Leave out the pictures, then reproduce the rest of the material exactly.

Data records
## Begin
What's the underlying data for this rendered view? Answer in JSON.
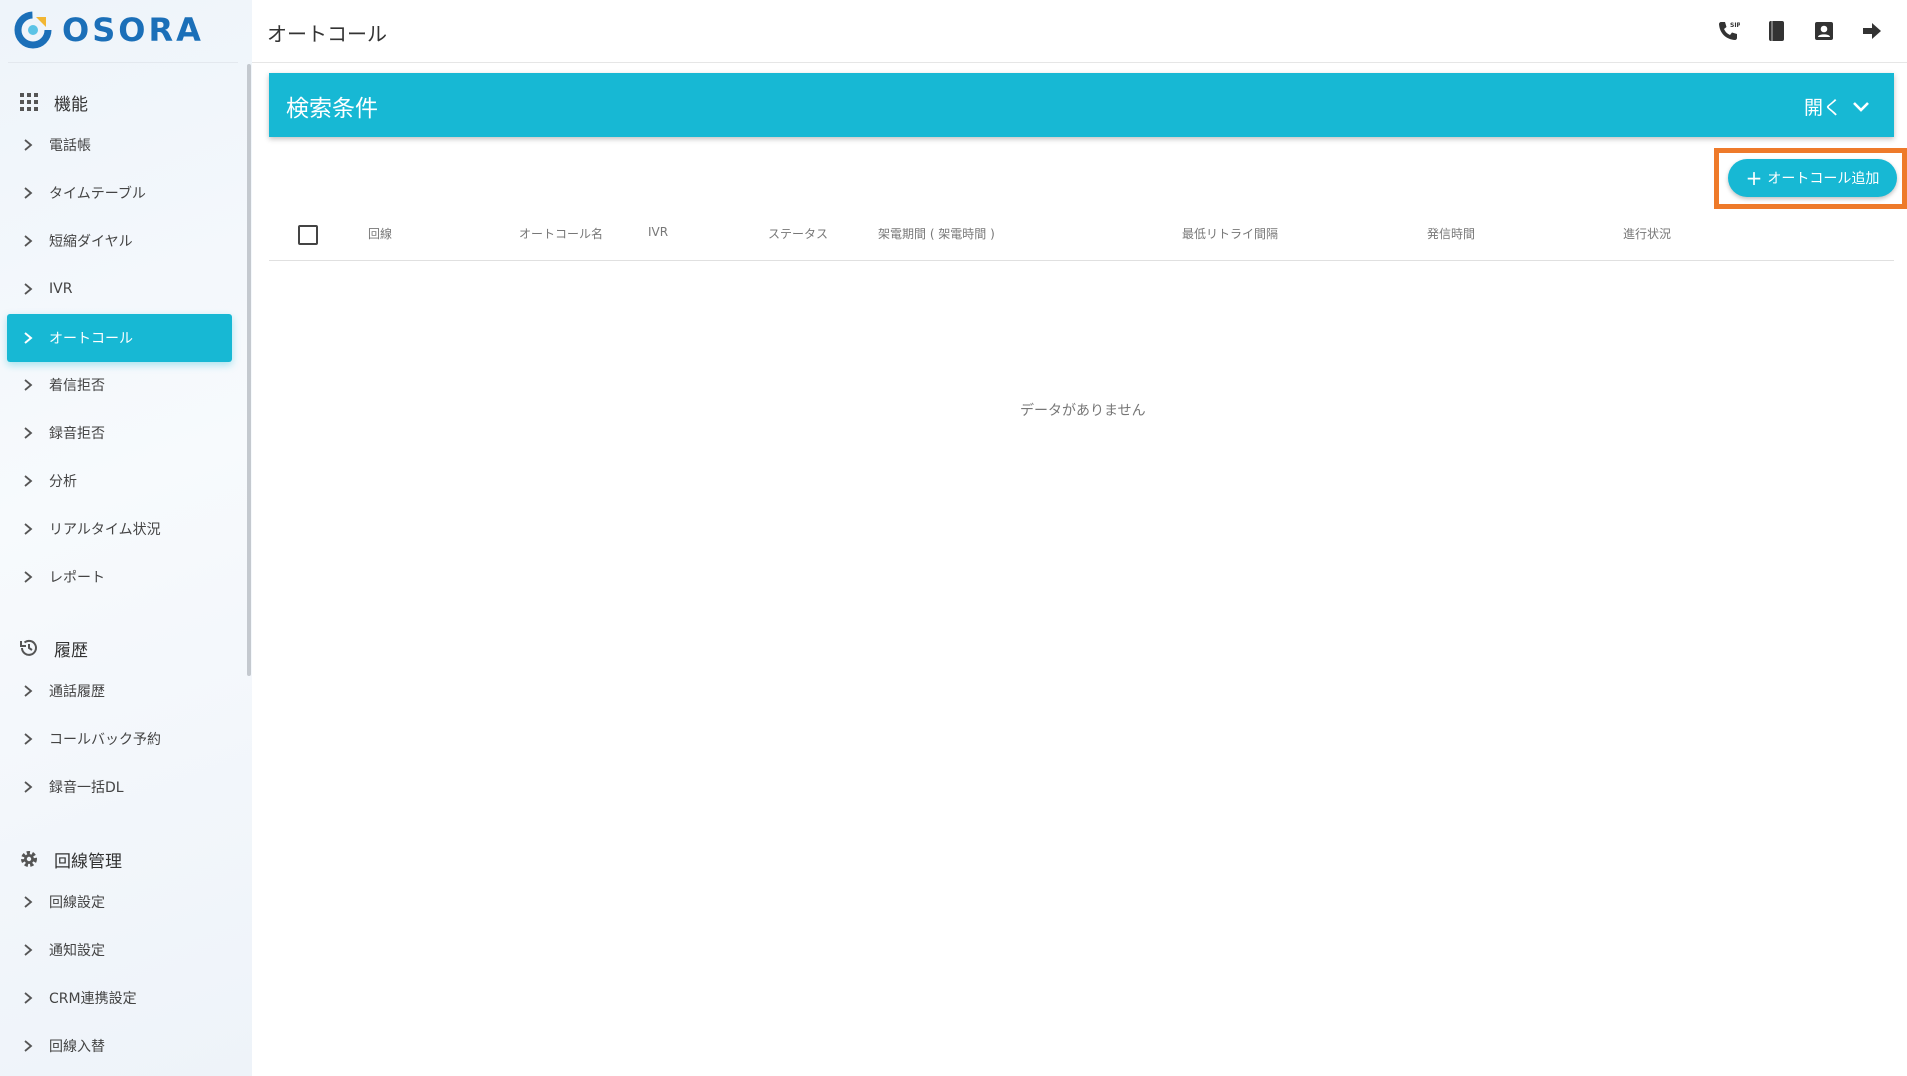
{
  "app": {
    "logo_text": "OSORA",
    "brand_color": "#1b6fb8",
    "accent_color": "#17b8d4",
    "highlight_color": "#ee7a2a"
  },
  "header": {
    "title": "オートコール",
    "icons": [
      "sip-phone-icon",
      "book-icon",
      "contact-icon",
      "logout-arrow-icon"
    ]
  },
  "sidebar": {
    "sections": [
      {
        "label": "機能",
        "icon": "grid-icon"
      },
      {
        "label": "履歴",
        "icon": "history-icon"
      },
      {
        "label": "回線管理",
        "icon": "gear-icon"
      }
    ],
    "functions": [
      "電話帳",
      "タイムテーブル",
      "短縮ダイヤル",
      "IVR",
      "オートコール",
      "着信拒否",
      "録音拒否",
      "分析",
      "リアルタイム状況",
      "レポート"
    ],
    "history": [
      "通話履歴",
      "コールバック予約",
      "録音一括DL"
    ],
    "line_management": [
      "回線設定",
      "通知設定",
      "CRM連携設定",
      "回線入替"
    ],
    "active_item": "オートコール"
  },
  "search": {
    "title": "検索条件",
    "toggle_label": "開く"
  },
  "actions": {
    "add_label": "オートコール追加"
  },
  "table": {
    "columns": [
      "回線",
      "オートコール名",
      "IVR",
      "ステータス",
      "架電期間 ( 架電時間 )",
      "最低リトライ間隔",
      "発信時間",
      "進行状況"
    ],
    "rows": [],
    "empty_message": "データがありません"
  }
}
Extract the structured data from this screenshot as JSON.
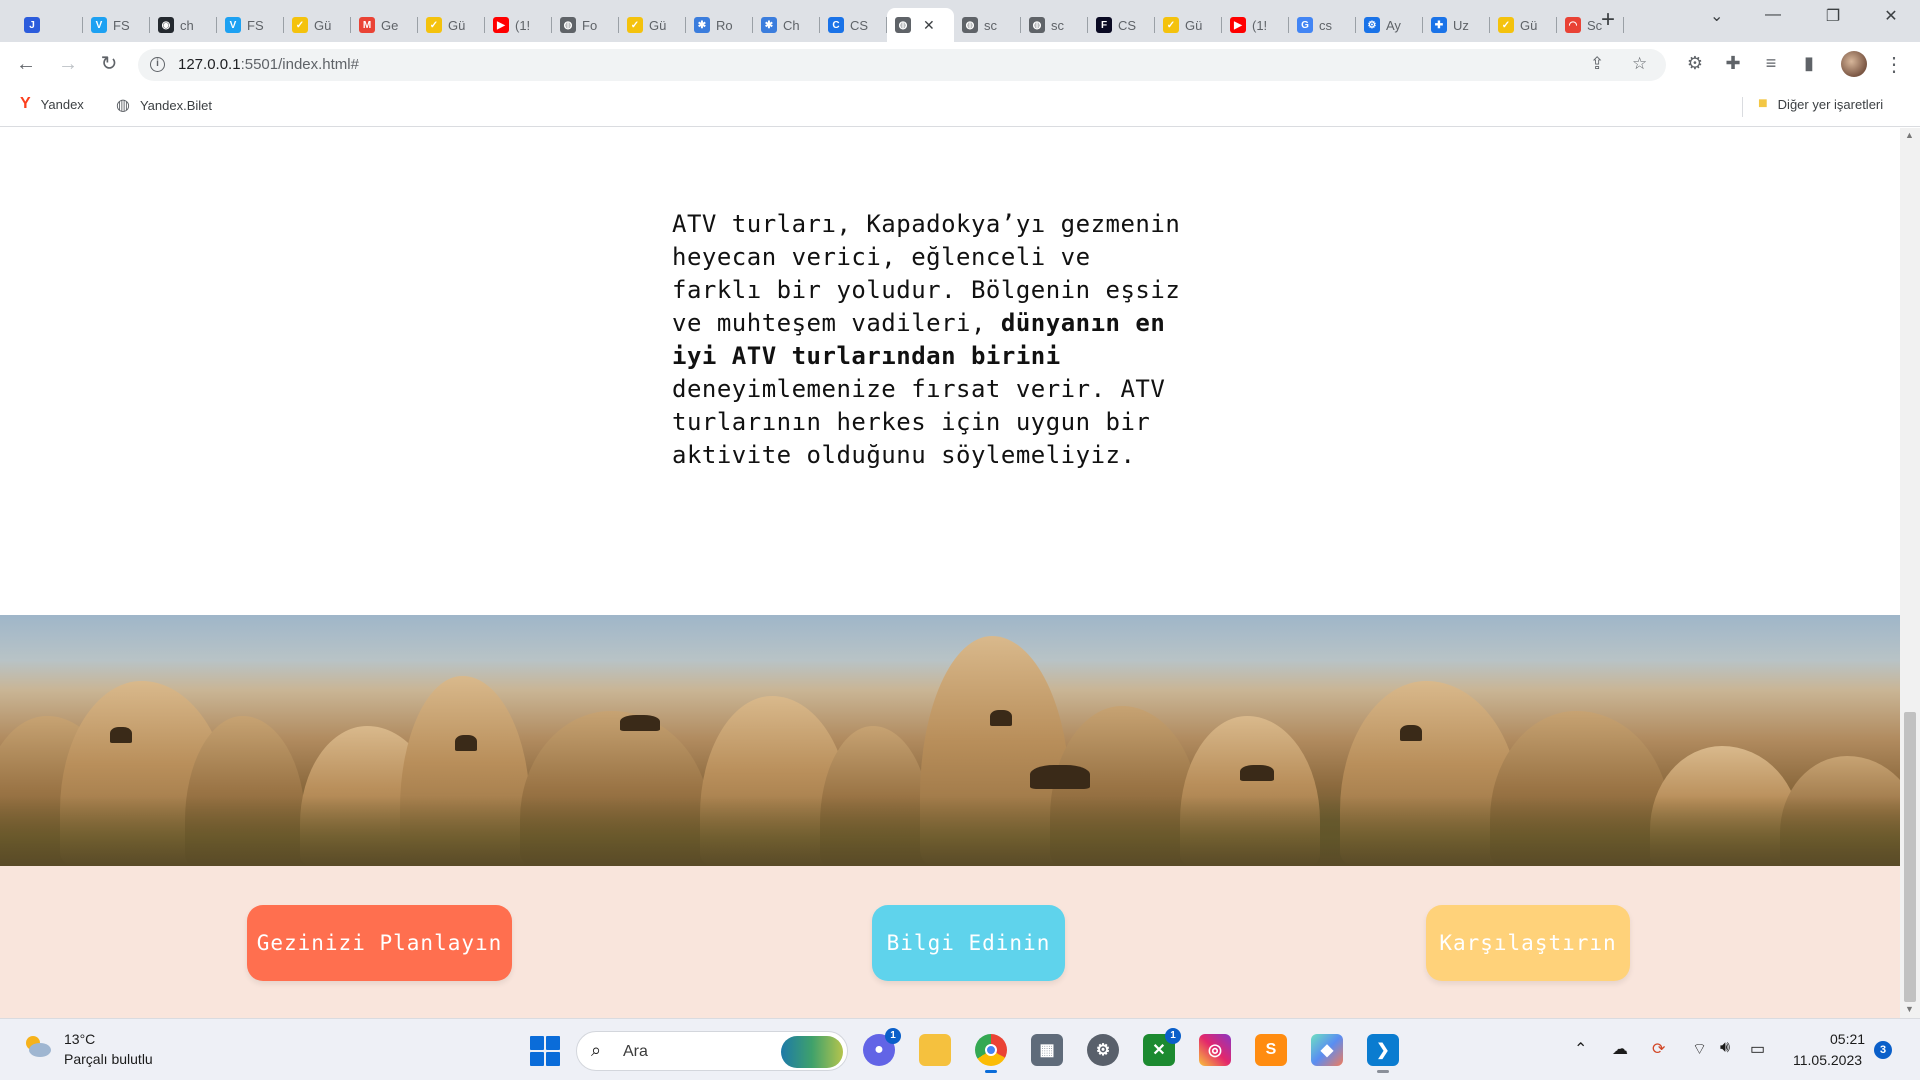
{
  "browser": {
    "tabs": [
      {
        "title": "",
        "icon": "jira-icon",
        "color": "#2c5cdc"
      },
      {
        "title": "FS",
        "icon": "v-icon",
        "color": "#1da1f2"
      },
      {
        "title": "ch",
        "icon": "github-icon",
        "color": "#24292f"
      },
      {
        "title": "FS",
        "icon": "v-icon",
        "color": "#1da1f2"
      },
      {
        "title": "Gü",
        "icon": "check-icon",
        "color": "#f4c20d"
      },
      {
        "title": "Ge",
        "icon": "gmail-icon",
        "color": "#ea4335"
      },
      {
        "title": "Gü",
        "icon": "check-icon",
        "color": "#f4c20d"
      },
      {
        "title": "(1!",
        "icon": "youtube-icon",
        "color": "#ff0000"
      },
      {
        "title": "Fo",
        "icon": "globe-icon",
        "color": "#5f6368"
      },
      {
        "title": "Gü",
        "icon": "check-icon",
        "color": "#f4c20d"
      },
      {
        "title": "Ro",
        "icon": "puzzle-color-icon",
        "color": "#3b7ddd"
      },
      {
        "title": "Ch",
        "icon": "puzzle-color-icon",
        "color": "#3b7ddd"
      },
      {
        "title": "CS",
        "icon": "c-icon",
        "color": "#1a73e8"
      },
      {
        "title": "",
        "icon": "globe-icon",
        "color": "#5f6368",
        "active": true
      },
      {
        "title": "sc",
        "icon": "globe-icon",
        "color": "#5f6368"
      },
      {
        "title": "sc",
        "icon": "globe-icon",
        "color": "#5f6368"
      },
      {
        "title": "CS",
        "icon": "fcc-icon",
        "color": "#0a0a23"
      },
      {
        "title": "Gü",
        "icon": "check-icon",
        "color": "#f4c20d"
      },
      {
        "title": "(1!",
        "icon": "youtube-icon",
        "color": "#ff0000"
      },
      {
        "title": "cs",
        "icon": "google-icon",
        "color": "#4285f4"
      },
      {
        "title": "Ay",
        "icon": "gear-icon",
        "color": "#1a73e8"
      },
      {
        "title": "Uz",
        "icon": "puzzle-icon",
        "color": "#1a73e8"
      },
      {
        "title": "Gü",
        "icon": "check-icon",
        "color": "#f4c20d"
      },
      {
        "title": "Sc",
        "icon": "rainbow-icon",
        "color": "#e94235"
      }
    ],
    "url_host": "127.0.0.1",
    "url_rest": ":5501/index.html#",
    "bookmarks": [
      {
        "label": "Yandex",
        "icon": "yandex-icon"
      },
      {
        "label": "Yandex.Bilet",
        "icon": "globe-icon"
      }
    ],
    "other_bookmarks": "Diğer yer işaretleri"
  },
  "page": {
    "intro_before": "ATV turları, Kapadokya’yı gezmenin heyecan verici, eğlenceli ve farklı bir yoludur. Bölgenin eşsiz ve muhteşem vadileri, ",
    "intro_bold": "dünyanın en iyi ATV turlarından birini",
    "intro_after": " deneyimlemenize fırsat verir. ATV turlarının herkes için uygun bir aktivite olduğunu söylemeliyiz.",
    "cta_plan": "Gezinizi Planlayın",
    "cta_info": "Bilgi Edinin",
    "cta_compare": "Karşılaştırın",
    "colors": {
      "plan": "#ff6f4f",
      "info": "#5fd3ec",
      "compare": "#ffd27a",
      "band": "#f9e5dc"
    }
  },
  "taskbar": {
    "weather_temp": "13°C",
    "weather_desc": "Parçalı bulutlu",
    "search_placeholder": "Ara",
    "apps": [
      {
        "name": "teams-chat-icon",
        "badge": "1"
      },
      {
        "name": "file-explorer-icon"
      },
      {
        "name": "chrome-icon"
      },
      {
        "name": "calculator-icon"
      },
      {
        "name": "settings-icon"
      },
      {
        "name": "xbox-icon",
        "badge": "1"
      },
      {
        "name": "instagram-icon"
      },
      {
        "name": "sublime-text-icon"
      },
      {
        "name": "gitkraken-icon"
      },
      {
        "name": "vscode-icon"
      }
    ],
    "time": "05:21",
    "date": "11.05.2023",
    "notifications": "3"
  }
}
## End
▶ Reply
What's the underlying data for this rendered view? Answer in JSON.
{
  "app": {
    "logo_text": "OSORA",
    "brand_color": "#1b6fb8",
    "accent_color": "#17b8d4",
    "highlight_color": "#ee7a2a"
  },
  "header": {
    "title": "オートコール",
    "icons": [
      "sip-phone-icon",
      "book-icon",
      "contact-icon",
      "logout-arrow-icon"
    ]
  },
  "sidebar": {
    "sections": [
      {
        "label": "機能",
        "icon": "grid-icon"
      },
      {
        "label": "履歴",
        "icon": "history-icon"
      },
      {
        "label": "回線管理",
        "icon": "gear-icon"
      }
    ],
    "functions": [
      "電話帳",
      "タイムテーブル",
      "短縮ダイヤル",
      "IVR",
      "オートコール",
      "着信拒否",
      "録音拒否",
      "分析",
      "リアルタイム状況",
      "レポート"
    ],
    "history": [
      "通話履歴",
      "コールバック予約",
      "録音一括DL"
    ],
    "line_management": [
      "回線設定",
      "通知設定",
      "CRM連携設定",
      "回線入替"
    ],
    "active_item": "オートコール"
  },
  "search": {
    "title": "検索条件",
    "toggle_label": "開く"
  },
  "actions": {
    "add_label": "オートコール追加"
  },
  "table": {
    "columns": [
      "回線",
      "オートコール名",
      "IVR",
      "ステータス",
      "架電期間 ( 架電時間 )",
      "最低リトライ間隔",
      "発信時間",
      "進行状況"
    ],
    "rows": [],
    "empty_message": "データがありません"
  }
}
Extract the structured data from this screenshot as JSON.
{
  "browser": {
    "tabs": [
      {
        "title": "",
        "icon": "jira-icon",
        "color": "#2c5cdc"
      },
      {
        "title": "FS",
        "icon": "v-icon",
        "color": "#1da1f2"
      },
      {
        "title": "ch",
        "icon": "github-icon",
        "color": "#24292f"
      },
      {
        "title": "FS",
        "icon": "v-icon",
        "color": "#1da1f2"
      },
      {
        "title": "Gü",
        "icon": "check-icon",
        "color": "#f4c20d"
      },
      {
        "title": "Ge",
        "icon": "gmail-icon",
        "color": "#ea4335"
      },
      {
        "title": "Gü",
        "icon": "check-icon",
        "color": "#f4c20d"
      },
      {
        "title": "(1!",
        "icon": "youtube-icon",
        "color": "#ff0000"
      },
      {
        "title": "Fo",
        "icon": "globe-icon",
        "color": "#5f6368"
      },
      {
        "title": "Gü",
        "icon": "check-icon",
        "color": "#f4c20d"
      },
      {
        "title": "Ro",
        "icon": "puzzle-color-icon",
        "color": "#3b7ddd"
      },
      {
        "title": "Ch",
        "icon": "puzzle-color-icon",
        "color": "#3b7ddd"
      },
      {
        "title": "CS",
        "icon": "c-icon",
        "color": "#1a73e8"
      },
      {
        "title": "",
        "icon": "globe-icon",
        "color": "#5f6368",
        "active": true
      },
      {
        "title": "sc",
        "icon": "globe-icon",
        "color": "#5f6368"
      },
      {
        "title": "sc",
        "icon": "globe-icon",
        "color": "#5f6368"
      },
      {
        "title": "CS",
        "icon": "fcc-icon",
        "color": "#0a0a23"
      },
      {
        "title": "Gü",
        "icon": "check-icon",
        "color": "#f4c20d"
      },
      {
        "title": "(1!",
        "icon": "youtube-icon",
        "color": "#ff0000"
      },
      {
        "title": "cs",
        "icon": "google-icon",
        "color": "#4285f4"
      },
      {
        "title": "Ay",
        "icon": "gear-icon",
        "color": "#1a73e8"
      },
      {
        "title": "Uz",
        "icon": "puzzle-icon",
        "color": "#1a73e8"
      },
      {
        "title": "Gü",
        "icon": "check-icon",
        "color": "#f4c20d"
      },
      {
        "title": "Sc",
        "icon": "rainbow-icon",
        "color": "#e94235"
      }
    ],
    "url_host": "127.0.0.1",
    "url_rest": ":5501/index.html#",
    "bookmarks": [
      {
        "label": "Yandex",
        "icon": "yandex-icon"
      },
      {
        "label": "Yandex.Bilet",
        "icon": "globe-icon"
      }
    ],
    "other_bookmarks": "Diğer yer işaretleri"
  },
  "page": {
    "intro_before": "ATV turları, Kapadokya’yı gezmenin heyecan verici, eğlenceli ve farklı bir yoludur. Bölgenin eşsiz ve muhteşem vadileri, ",
    "intro_bold": "dünyanın en iyi ATV turlarından birini",
    "intro_after": " deneyimlemenize fırsat verir. ATV turlarının herkes için uygun bir aktivite olduğunu söylemeliyiz.",
    "cta_plan": "Gezinizi Planlayın",
    "cta_info": "Bilgi Edinin",
    "cta_compare": "Karşılaştırın",
    "colors": {
      "plan": "#ff6f4f",
      "info": "#5fd3ec",
      "compare": "#ffd27a",
      "band": "#f9e5dc"
    }
  },
  "taskbar": {
    "weather_temp": "13°C",
    "weather_desc": "Parçalı bulutlu",
    "search_placeholder": "Ara",
    "apps": [
      {
        "name": "teams-chat-icon",
        "badge": "1"
      },
      {
        "name": "file-explorer-icon"
      },
      {
        "name": "chrome-icon"
      },
      {
        "name": "calculator-icon"
      },
      {
        "name": "settings-icon"
      },
      {
        "name": "xbox-icon",
        "badge": "1"
      },
      {
        "name": "instagram-icon"
      },
      {
        "name": "sublime-text-icon"
      },
      {
        "name": "gitkraken-icon"
      },
      {
        "name": "vscode-icon"
      }
    ],
    "time": "05:21",
    "date": "11.05.2023",
    "notifications": "3"
  }
}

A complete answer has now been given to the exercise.